[Dataset items]
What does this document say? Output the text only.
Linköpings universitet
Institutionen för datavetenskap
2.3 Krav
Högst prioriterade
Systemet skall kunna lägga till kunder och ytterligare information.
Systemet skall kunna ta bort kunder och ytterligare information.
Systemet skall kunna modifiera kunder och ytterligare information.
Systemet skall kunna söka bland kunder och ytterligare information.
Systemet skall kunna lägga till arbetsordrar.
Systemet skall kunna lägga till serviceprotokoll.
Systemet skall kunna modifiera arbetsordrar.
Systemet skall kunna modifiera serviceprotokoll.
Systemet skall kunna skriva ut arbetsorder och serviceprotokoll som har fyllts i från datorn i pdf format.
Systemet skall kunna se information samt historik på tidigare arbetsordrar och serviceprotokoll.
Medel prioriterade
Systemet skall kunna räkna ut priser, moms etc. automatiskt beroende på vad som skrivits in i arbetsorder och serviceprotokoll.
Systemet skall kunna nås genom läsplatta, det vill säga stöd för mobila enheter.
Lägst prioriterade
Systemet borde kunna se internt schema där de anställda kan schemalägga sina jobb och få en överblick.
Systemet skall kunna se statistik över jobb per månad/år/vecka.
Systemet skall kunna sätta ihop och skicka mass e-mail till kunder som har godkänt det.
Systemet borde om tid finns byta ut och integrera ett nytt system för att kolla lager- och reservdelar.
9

> _AIM OF THE TASK_: Take from the entries every line that has the string "arbetsorder".

> _FINISHED TASK_:
Systemet skall kunna skriva ut arbetsorder och serviceprotokoll som har fyllts i från datorn i pdf format.
Systemet skall kunna räkna ut priser, moms etc. automatiskt beroende på vad som skrivits in i arbetsorder och serviceprotokoll.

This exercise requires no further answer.